Exercise details
Copy out each line of the data holding "FINAL".
━━━━━ Materials provided
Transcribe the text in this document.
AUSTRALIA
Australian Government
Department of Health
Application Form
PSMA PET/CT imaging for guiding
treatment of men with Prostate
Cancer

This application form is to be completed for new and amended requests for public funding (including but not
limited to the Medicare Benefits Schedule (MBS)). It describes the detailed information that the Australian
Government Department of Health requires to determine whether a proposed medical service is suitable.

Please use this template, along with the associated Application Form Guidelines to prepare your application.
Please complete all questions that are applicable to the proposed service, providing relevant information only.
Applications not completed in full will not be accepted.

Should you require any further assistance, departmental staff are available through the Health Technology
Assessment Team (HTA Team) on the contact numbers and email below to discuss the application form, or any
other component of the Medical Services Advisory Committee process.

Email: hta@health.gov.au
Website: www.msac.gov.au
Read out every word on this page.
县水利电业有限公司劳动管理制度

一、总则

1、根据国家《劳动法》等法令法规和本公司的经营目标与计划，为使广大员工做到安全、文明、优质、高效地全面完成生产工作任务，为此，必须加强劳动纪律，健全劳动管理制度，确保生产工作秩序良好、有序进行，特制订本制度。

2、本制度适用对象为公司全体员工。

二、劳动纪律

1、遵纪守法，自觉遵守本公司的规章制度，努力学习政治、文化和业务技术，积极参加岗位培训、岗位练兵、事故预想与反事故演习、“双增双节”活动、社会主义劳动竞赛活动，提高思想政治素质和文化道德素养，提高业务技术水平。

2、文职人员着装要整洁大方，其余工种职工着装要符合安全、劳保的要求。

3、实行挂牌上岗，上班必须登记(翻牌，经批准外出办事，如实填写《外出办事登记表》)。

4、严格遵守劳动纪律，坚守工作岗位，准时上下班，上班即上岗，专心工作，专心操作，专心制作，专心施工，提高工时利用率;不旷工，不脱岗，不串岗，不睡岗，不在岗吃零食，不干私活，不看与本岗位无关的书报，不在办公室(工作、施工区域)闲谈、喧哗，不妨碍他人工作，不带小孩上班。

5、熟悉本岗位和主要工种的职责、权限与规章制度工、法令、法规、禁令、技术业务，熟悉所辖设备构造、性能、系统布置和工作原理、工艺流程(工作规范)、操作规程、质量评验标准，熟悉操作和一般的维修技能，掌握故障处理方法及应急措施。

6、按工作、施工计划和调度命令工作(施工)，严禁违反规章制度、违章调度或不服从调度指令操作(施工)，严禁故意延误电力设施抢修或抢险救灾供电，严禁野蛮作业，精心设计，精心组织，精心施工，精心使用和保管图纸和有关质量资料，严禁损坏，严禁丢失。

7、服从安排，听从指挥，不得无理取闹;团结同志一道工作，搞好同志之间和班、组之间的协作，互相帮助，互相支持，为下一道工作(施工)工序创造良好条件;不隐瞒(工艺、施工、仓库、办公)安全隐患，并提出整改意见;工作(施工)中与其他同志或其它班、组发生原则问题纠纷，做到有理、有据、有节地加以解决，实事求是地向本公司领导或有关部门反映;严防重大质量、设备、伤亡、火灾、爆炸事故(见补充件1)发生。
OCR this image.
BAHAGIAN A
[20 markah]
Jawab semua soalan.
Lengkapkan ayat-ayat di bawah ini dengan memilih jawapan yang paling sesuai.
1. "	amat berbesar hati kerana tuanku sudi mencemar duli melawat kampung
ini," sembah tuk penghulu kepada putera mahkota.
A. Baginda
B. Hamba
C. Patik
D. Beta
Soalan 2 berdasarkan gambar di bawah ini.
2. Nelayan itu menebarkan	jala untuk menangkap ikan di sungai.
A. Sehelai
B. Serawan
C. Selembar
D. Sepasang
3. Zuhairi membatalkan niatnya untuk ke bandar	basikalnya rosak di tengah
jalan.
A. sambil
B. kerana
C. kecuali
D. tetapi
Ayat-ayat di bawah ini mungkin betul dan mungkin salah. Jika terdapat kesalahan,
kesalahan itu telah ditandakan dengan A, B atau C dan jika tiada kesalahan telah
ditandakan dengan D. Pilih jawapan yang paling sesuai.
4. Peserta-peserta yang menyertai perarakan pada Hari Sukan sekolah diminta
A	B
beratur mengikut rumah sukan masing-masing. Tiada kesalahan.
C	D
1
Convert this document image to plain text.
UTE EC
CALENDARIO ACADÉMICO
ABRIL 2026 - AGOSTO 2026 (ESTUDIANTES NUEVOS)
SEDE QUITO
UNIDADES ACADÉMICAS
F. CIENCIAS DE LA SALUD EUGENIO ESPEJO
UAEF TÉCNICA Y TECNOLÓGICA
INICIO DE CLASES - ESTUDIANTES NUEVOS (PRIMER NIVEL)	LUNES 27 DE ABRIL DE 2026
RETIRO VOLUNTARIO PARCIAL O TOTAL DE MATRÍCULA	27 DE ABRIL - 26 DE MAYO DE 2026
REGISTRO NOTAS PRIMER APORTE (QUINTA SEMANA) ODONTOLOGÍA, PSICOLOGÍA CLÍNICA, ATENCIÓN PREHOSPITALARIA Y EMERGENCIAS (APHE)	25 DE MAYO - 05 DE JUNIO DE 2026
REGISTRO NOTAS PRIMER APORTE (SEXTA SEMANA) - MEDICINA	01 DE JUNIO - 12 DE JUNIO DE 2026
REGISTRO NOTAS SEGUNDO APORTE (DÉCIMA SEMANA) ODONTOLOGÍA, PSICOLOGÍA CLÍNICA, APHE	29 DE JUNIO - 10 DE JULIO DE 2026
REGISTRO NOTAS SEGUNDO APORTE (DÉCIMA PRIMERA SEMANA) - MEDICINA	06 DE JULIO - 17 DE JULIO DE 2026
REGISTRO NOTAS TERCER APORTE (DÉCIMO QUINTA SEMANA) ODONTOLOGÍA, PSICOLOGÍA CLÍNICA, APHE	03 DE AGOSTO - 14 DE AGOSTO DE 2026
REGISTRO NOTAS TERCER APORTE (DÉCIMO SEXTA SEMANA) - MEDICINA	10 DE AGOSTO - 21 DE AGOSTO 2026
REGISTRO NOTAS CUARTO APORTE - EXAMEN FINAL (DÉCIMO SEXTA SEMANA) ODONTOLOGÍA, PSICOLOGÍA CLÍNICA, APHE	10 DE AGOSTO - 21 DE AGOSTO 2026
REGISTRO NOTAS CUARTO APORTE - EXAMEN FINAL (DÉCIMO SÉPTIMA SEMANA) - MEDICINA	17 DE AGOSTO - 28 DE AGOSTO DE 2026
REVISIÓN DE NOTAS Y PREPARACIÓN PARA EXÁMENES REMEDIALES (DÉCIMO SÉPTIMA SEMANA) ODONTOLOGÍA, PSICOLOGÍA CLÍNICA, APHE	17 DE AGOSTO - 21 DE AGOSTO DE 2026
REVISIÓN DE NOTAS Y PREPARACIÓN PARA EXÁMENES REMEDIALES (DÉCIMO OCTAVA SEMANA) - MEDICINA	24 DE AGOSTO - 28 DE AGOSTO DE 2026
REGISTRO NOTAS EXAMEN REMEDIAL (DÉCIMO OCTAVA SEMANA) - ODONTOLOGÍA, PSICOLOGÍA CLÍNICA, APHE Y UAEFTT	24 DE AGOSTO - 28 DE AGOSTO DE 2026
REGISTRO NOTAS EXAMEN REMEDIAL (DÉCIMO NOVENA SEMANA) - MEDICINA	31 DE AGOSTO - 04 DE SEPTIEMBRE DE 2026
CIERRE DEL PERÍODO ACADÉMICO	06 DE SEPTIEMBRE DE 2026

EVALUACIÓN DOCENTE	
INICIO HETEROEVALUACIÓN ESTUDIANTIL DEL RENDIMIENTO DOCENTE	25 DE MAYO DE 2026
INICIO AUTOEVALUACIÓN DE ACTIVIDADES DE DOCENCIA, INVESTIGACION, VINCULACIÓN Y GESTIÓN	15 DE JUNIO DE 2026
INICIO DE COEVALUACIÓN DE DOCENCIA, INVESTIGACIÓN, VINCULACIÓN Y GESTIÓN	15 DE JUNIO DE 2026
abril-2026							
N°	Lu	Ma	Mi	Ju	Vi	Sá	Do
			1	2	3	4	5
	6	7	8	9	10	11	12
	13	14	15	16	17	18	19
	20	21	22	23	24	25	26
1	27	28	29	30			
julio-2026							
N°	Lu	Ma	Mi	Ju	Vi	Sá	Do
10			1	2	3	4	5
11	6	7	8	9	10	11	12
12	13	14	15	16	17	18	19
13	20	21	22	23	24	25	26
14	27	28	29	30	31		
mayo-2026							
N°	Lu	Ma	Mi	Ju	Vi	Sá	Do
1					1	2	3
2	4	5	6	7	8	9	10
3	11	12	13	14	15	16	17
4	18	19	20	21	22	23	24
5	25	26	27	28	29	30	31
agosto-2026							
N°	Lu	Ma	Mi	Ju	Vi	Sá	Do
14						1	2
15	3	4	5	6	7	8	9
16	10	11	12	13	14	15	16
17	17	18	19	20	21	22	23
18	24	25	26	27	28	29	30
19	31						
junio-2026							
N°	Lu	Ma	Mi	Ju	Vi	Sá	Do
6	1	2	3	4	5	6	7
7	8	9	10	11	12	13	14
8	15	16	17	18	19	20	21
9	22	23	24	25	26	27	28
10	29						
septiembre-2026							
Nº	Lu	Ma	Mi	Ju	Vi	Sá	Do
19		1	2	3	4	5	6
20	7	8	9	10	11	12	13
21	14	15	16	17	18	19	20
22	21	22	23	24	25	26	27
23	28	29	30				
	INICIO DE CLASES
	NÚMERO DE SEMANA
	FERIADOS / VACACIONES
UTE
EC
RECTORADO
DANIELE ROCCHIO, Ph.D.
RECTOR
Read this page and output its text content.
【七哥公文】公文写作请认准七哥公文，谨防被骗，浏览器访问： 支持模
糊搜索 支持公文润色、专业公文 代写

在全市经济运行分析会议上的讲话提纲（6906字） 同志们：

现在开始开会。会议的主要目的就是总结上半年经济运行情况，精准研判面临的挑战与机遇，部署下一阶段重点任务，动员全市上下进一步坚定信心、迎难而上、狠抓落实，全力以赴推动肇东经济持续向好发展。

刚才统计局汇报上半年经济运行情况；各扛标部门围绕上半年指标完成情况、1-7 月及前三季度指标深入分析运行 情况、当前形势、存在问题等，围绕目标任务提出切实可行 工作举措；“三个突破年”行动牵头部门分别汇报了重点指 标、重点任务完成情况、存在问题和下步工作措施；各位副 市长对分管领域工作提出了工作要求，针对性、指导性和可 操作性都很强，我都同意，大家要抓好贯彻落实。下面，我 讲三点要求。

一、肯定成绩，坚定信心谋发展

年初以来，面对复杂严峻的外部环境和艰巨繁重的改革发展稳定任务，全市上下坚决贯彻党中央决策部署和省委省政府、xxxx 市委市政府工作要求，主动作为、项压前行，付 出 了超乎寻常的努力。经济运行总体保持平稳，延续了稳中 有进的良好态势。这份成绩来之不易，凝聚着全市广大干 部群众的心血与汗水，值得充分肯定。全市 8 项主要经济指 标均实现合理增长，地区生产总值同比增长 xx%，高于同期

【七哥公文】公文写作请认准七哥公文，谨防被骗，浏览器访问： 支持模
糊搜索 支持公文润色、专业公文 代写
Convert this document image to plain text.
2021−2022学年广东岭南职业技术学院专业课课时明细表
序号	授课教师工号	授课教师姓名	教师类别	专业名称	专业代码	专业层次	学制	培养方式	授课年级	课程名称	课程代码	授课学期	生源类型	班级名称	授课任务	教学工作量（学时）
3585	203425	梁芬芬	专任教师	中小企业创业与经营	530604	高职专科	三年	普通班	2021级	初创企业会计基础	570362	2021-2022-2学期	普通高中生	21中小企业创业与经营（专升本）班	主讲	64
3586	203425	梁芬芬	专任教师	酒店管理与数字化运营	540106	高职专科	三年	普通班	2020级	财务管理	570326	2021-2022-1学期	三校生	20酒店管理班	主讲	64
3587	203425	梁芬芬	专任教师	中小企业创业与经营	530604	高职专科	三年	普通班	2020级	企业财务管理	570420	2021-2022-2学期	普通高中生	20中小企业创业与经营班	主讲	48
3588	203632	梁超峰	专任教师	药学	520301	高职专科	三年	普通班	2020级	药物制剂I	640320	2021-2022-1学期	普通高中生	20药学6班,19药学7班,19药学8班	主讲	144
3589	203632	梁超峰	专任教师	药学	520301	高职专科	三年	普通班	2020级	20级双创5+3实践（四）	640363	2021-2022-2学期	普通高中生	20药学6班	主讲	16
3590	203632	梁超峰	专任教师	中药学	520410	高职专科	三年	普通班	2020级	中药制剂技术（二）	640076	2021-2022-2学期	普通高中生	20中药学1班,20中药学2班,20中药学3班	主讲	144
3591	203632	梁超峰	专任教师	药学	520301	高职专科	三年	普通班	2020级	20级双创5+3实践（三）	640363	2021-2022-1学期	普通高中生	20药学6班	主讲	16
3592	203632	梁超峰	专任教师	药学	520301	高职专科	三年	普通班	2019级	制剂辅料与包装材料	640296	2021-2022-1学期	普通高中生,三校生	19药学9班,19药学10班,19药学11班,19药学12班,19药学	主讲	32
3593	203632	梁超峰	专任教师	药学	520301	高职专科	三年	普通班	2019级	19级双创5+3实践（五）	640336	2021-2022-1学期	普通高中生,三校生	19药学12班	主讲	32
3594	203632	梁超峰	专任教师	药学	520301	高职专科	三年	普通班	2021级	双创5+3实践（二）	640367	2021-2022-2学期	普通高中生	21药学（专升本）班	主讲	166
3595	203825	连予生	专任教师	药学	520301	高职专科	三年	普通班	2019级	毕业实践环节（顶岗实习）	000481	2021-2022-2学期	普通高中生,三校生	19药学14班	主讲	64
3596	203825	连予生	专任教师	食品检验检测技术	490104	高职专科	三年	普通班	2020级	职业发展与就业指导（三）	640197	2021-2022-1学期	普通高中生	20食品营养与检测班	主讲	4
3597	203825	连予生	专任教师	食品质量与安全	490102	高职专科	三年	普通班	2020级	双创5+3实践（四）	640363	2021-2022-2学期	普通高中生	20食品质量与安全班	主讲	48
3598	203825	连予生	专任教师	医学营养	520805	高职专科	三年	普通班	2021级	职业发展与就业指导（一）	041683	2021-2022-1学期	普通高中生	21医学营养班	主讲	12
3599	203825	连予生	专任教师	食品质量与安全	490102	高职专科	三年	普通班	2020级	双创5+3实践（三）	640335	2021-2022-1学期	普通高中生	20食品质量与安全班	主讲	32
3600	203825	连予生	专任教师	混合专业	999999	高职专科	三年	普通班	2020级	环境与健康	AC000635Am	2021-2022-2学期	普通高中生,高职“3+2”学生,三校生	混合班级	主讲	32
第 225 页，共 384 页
━━━━━━━━━━
Complete answer
REGISTRO NOTAS CUARTO APORTE - EXAMEN FINAL (DÉCIMO SEXTA SEMANA) ODONTOLOGÍA, PSICOLOGÍA CLÍNICA, APHE	10 DE AGOSTO - 21 DE AGOSTO 2026
REGISTRO NOTAS CUARTO APORTE - EXAMEN FINAL (DÉCIMO SÉPTIMA SEMANA) - MEDICINA	17 DE AGOSTO - 28 DE AGOSTO DE 2026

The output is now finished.